# Do this:
Transcribe the listing exactly, leaving out every picture.

# Extracted data:
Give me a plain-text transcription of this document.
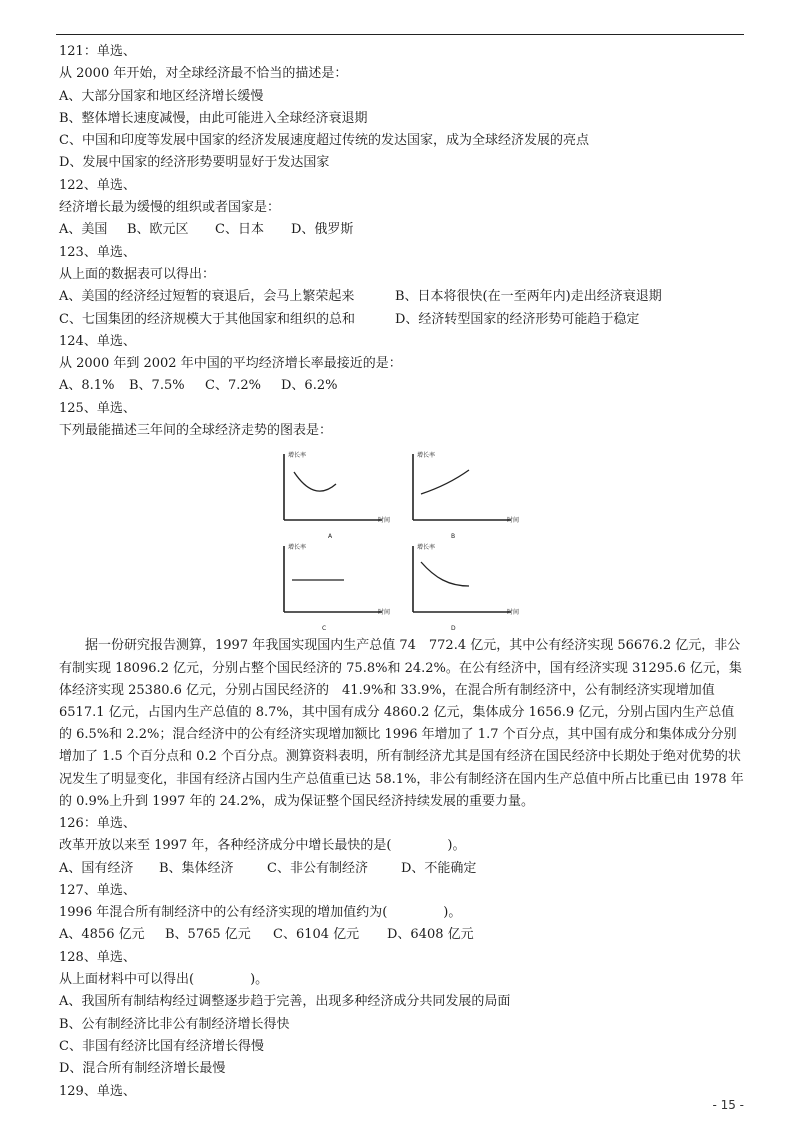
121：单选、
从 2000 年开始，对全球经济最不恰当的描述是：
A、大部分国家和地区经济增长缓慢
B、整体增长速度减慢，由此可能进入全球经济衰退期
C、中国和印度等发展中国家的经济发展速度超过传统的发达国家，成为全球经济发展的亮点
D、发展中国家的经济形势要明显好于发达国家
122、单选、
经济增长最为缓慢的组织或者国家是：
A、美国 B、欧元区 C、日本 D、俄罗斯
123、单选、
从上面的数据表可以得出：
A、美国的经济经过短暂的衰退后，会马上繁荣起来	B、日本将很快(在一至两年内)走出经济衰退期
C、七国集团的经济规模大于其他国家和组织的总和	D、经济转型国家的经济形势可能趋于稳定
124、单选、
从 2000 年到 2002 年中国的平均经济增长率最接近的是：
A、8.1% B、7.5% C、7.2% D、6.2%
125、单选、
下列最能描述三年间的全球经济走势的图表是：
增长率
时间
A
增长率
时间
B
增长率
时间
C
增长率
时间
D

据一份研究报告测算，1997 年我国实现国内生产总值 74　772.4 亿元，其中公有经济实现 56676.2 亿元，非公有制实现 18096.2 亿元，分别占整个国民经济的 75.8%和 24.2%。在公有经济中，国有经济实现 31295.6 亿元，集体经济实现 25380.6 亿元，分别占国民经济的　41.9%和 33.9%，在混合所有制经济中，公有制经济实现增加值 6517.1 亿元，占国内生产总值的 8.7%，其中国有成分 4860.2 亿元，集体成分 1656.9 亿元，分别占国内生产总值的 6.5%和 2.2%；混合经济中的公有经济实现增加额比 1996 年增加了 1.7 个百分点，其中国有成分和集体成分分别增加了 1.5 个百分点和 0.2 个百分点。测算资料表明，所有制经济尤其是国有经济在国民经济中长期处于绝对优势的状况发生了明显变化，非国有经济占国内生产总值重已达 58.1%，非公有制经济在国内生产总值中所占比重已由 1978 年的 0.9%上升到 1997 年的 24.2%，成为保证整个国民经济持续发展的重要力量。

126：单选、
改革开放以来至 1997 年，各种经济成分中增长最快的是(	)。
A、国有经济 B、集体经济	C、非公有制经济	D、不能确定
127、单选、
1996 年混合所有制经济中的公有经济实现的增加值约为(	)。
A、4856 亿元 B、5765 亿元 C、6104 亿元 D、6408 亿元
128、单选、
从上面材料中可以得出(	)。
A、我国所有制结构经过调整逐步趋于完善，出现多种经济成分共同发展的局面
B、公有制经济比非公有制经济增长得快
C、非国有经济比国有经济增长得慢
D、混合所有制经济增长最慢
129、单选、
- 15 -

# Worked answer:
Give me a plain-text transcription of this document.
121：单选、
从 2000 年开始，对全球经济最不恰当的描述是：
A、大部分国家和地区经济增长缓慢
B、整体增长速度减慢，由此可能进入全球经济衰退期
C、中国和印度等发展中国家的经济发展速度超过传统的发达国家，成为全球经济发展的亮点
D、发展中国家的经济形势要明显好于发达国家
122、单选、
经济增长最为缓慢的组织或者国家是：
A、美国 B、欧元区 C、日本 D、俄罗斯
123、单选、
从上面的数据表可以得出：
A、美国的经济经过短暂的衰退后，会马上繁荣起来	B、日本将很快(在一至两年内)走出经济衰退期
C、七国集团的经济规模大于其他国家和组织的总和	D、经济转型国家的经济形势可能趋于稳定
124、单选、
从 2000 年到 2002 年中国的平均经济增长率最接近的是：
A、8.1% B、7.5% C、7.2% D、6.2%
125、单选、
下列最能描述三年间的全球经济走势的图表是：
增长率
时间
A
增长率
时间
B
增长率
时间
C
增长率
时间
D

据一份研究报告测算，1997 年我国实现国内生产总值 74　772.4 亿元，其中公有经济实现 56676.2 亿元，非公有制实现 18096.2 亿元，分别占整个国民经济的 75.8%和 24.2%。在公有经济中，国有经济实现 31295.6 亿元，集体经济实现 25380.6 亿元，分别占国民经济的　41.9%和 33.9%，在混合所有制经济中，公有制经济实现增加值 6517.1 亿元，占国内生产总值的 8.7%，其中国有成分 4860.2 亿元，集体成分 1656.9 亿元，分别占国内生产总值的 6.5%和 2.2%；混合经济中的公有经济实现增加额比 1996 年增加了 1.7 个百分点，其中国有成分和集体成分分别增加了 1.5 个百分点和 0.2 个百分点。测算资料表明，所有制经济尤其是国有经济在国民经济中长期处于绝对优势的状况发生了明显变化，非国有经济占国内生产总值重已达 58.1%，非公有制经济在国内生产总值中所占比重已由 1978 年的 0.9%上升到 1997 年的 24.2%，成为保证整个国民经济持续发展的重要力量。

126：单选、
改革开放以来至 1997 年，各种经济成分中增长最快的是(	)。
A、国有经济 B、集体经济	C、非公有制经济	D、不能确定
127、单选、
1996 年混合所有制经济中的公有经济实现的增加值约为(	)。
A、4856 亿元 B、5765 亿元 C、6104 亿元 D、6408 亿元
128、单选、
从上面材料中可以得出(	)。
A、我国所有制结构经过调整逐步趋于完善，出现多种经济成分共同发展的局面
B、公有制经济比非公有制经济增长得快
C、非国有经济比国有经济增长得慢
D、混合所有制经济增长最慢
129、单选、
- 15 -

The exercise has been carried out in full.